Pull every "Exército" line out of the data below.
— begin Data for this task —
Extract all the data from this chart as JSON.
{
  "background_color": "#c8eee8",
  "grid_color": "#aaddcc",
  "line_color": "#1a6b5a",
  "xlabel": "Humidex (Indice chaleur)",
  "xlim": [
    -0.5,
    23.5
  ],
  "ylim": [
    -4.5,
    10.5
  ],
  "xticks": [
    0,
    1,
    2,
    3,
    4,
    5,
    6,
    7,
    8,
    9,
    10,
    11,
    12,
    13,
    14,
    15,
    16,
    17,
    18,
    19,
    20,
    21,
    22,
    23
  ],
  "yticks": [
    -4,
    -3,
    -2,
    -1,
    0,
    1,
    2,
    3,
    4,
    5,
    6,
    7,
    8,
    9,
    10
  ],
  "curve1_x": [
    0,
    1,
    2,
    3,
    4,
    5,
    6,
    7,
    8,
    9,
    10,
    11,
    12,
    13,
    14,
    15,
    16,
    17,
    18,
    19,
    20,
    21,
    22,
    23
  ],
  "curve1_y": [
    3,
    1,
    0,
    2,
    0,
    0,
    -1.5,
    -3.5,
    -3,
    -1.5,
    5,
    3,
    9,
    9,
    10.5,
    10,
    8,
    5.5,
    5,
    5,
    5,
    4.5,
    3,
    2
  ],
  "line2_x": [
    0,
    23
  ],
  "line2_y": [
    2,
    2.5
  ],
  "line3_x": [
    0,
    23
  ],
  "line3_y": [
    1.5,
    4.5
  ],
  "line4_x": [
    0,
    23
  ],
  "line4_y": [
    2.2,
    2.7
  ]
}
— end Data for this task —
— begin Data for this task —
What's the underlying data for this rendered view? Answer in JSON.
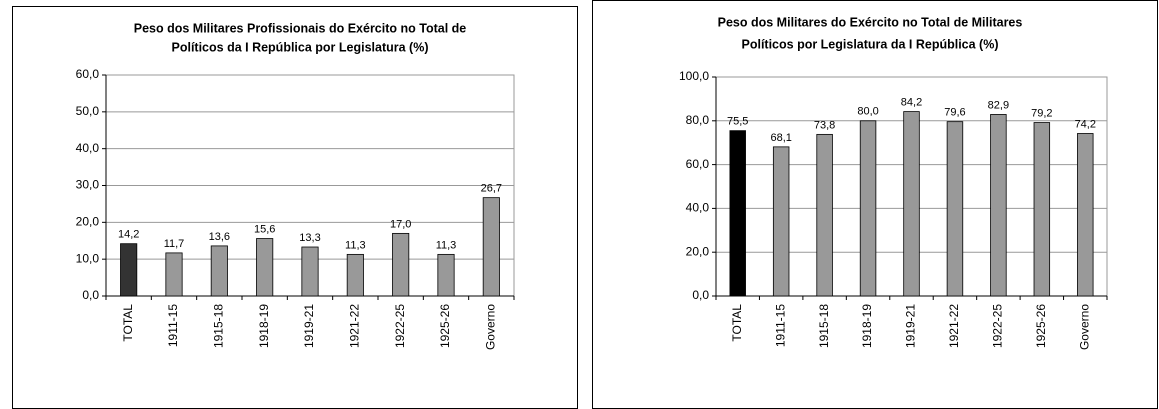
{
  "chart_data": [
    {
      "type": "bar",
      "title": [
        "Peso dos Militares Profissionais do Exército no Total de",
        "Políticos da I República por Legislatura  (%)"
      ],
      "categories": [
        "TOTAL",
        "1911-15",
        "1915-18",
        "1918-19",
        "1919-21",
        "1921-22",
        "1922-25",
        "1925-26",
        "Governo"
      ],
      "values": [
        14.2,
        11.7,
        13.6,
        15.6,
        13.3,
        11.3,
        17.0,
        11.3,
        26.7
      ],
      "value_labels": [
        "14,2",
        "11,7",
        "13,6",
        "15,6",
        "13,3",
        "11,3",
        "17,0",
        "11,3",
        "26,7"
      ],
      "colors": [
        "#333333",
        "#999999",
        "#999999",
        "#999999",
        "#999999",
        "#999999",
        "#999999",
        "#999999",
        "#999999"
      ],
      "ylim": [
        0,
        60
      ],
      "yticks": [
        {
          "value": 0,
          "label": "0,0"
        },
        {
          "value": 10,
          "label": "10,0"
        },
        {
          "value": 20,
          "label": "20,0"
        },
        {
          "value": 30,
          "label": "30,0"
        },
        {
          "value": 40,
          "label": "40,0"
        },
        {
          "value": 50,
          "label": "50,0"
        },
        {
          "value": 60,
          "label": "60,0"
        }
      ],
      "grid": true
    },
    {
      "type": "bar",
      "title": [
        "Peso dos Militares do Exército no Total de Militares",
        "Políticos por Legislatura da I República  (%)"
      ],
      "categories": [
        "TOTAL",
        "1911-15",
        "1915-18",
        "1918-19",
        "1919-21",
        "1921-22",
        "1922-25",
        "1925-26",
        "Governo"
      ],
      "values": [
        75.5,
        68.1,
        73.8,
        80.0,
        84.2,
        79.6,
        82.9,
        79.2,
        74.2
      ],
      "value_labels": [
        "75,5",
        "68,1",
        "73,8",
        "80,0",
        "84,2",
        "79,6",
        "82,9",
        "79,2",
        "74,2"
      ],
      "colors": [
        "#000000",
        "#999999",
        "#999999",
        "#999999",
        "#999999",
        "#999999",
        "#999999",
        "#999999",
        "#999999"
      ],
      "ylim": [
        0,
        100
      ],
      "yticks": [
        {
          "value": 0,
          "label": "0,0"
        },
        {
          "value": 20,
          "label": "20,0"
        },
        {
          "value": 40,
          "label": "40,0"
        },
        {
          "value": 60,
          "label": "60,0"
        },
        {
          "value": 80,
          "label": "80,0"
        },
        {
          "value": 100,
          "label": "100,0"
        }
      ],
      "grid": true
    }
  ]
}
— end Data for this task —
# The reply
        "Peso dos Militares Profissionais do Exército no Total de",
        "Peso dos Militares do Exército no Total de Militares",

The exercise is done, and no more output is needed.